Repeat all entries exactly.

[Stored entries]
....................

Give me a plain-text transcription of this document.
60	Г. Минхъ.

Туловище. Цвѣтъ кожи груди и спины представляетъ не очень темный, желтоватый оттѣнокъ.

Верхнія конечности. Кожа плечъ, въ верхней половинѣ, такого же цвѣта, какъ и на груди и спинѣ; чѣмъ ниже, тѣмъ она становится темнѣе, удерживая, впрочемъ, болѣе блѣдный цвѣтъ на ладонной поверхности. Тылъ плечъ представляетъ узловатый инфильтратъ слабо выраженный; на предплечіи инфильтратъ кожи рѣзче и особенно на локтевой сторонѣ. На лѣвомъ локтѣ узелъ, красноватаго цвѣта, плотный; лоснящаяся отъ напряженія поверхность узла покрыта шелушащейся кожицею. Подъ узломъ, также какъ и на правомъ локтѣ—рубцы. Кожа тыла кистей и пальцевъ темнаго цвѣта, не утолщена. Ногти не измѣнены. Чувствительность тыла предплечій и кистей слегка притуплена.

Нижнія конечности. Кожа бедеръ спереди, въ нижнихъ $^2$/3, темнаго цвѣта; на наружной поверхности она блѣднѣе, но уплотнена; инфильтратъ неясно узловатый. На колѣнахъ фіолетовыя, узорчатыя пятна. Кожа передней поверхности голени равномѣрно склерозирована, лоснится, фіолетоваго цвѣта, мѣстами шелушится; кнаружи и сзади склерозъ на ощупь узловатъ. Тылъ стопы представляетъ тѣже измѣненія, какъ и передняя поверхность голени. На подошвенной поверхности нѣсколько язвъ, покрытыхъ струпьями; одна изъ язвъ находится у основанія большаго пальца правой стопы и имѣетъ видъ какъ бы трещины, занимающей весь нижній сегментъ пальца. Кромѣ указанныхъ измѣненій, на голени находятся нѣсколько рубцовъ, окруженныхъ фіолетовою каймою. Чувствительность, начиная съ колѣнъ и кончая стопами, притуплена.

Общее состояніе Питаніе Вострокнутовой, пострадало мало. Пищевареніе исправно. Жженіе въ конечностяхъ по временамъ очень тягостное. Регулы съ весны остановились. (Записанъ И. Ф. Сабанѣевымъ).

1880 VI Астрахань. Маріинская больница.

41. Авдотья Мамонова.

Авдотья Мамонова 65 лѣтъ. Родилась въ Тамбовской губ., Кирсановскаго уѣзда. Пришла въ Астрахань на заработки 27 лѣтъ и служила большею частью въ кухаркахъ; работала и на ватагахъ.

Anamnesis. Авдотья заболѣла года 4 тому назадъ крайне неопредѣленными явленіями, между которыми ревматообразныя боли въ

....................

Task result:
Give me a plain-text transcription of this document.
60	Г. Минхъ.

Туловище. Цвѣтъ кожи груди и спины представляетъ не очень темный, желтоватый оттѣнокъ.

Верхнія конечности. Кожа плечъ, въ верхней половинѣ, такого же цвѣта, какъ и на груди и спинѣ; чѣмъ ниже, тѣмъ она становится темнѣе, удерживая, впрочемъ, болѣе блѣдный цвѣтъ на ладонной поверхности. Тылъ плечъ представляетъ узловатый инфильтратъ слабо выраженный; на предплечіи инфильтратъ кожи рѣзче и особенно на локтевой сторонѣ. На лѣвомъ локтѣ узелъ, красноватаго цвѣта, плотный; лоснящаяся отъ напряженія поверхность узла покрыта шелушащейся кожицею. Подъ узломъ, также какъ и на правомъ локтѣ—рубцы. Кожа тыла кистей и пальцевъ темнаго цвѣта, не утолщена. Ногти не измѣнены. Чувствительность тыла предплечій и кистей слегка притуплена.

Нижнія конечности. Кожа бедеръ спереди, въ нижнихъ $^2$/3, темнаго цвѣта; на наружной поверхности она блѣднѣе, но уплотнена; инфильтратъ неясно узловатый. На колѣнахъ фіолетовыя, узорчатыя пятна. Кожа передней поверхности голени равномѣрно склерозирована, лоснится, фіолетоваго цвѣта, мѣстами шелушится; кнаружи и сзади склерозъ на ощупь узловатъ. Тылъ стопы представляетъ тѣже измѣненія, какъ и передняя поверхность голени. На подошвенной поверхности нѣсколько язвъ, покрытыхъ струпьями; одна изъ язвъ находится у основанія большаго пальца правой стопы и имѣетъ видъ какъ бы трещины, занимающей весь нижній сегментъ пальца. Кромѣ указанныхъ измѣненій, на голени находятся нѣсколько рубцовъ, окруженныхъ фіолетовою каймою. Чувствительность, начиная съ колѣнъ и кончая стопами, притуплена.

Общее состояніе Питаніе Вострокнутовой, пострадало мало. Пищевареніе исправно. Жженіе въ конечностяхъ по временамъ очень тягостное. Регулы съ весны остановились. (Записанъ И. Ф. Сабанѣевымъ).

1880 VI Астрахань. Маріинская больница.

41. Авдотья Мамонова.

Авдотья Мамонова 65 лѣтъ. Родилась въ Тамбовской губ., Кирсановскаго уѣзда. Пришла въ Астрахань на заработки 27 лѣтъ и служила большею частью въ кухаркахъ; работала и на ватагахъ.

Anamnesis. Авдотья заболѣла года 4 тому назадъ крайне неопредѣленными явленіями, между которыми ревматообразныя боли въ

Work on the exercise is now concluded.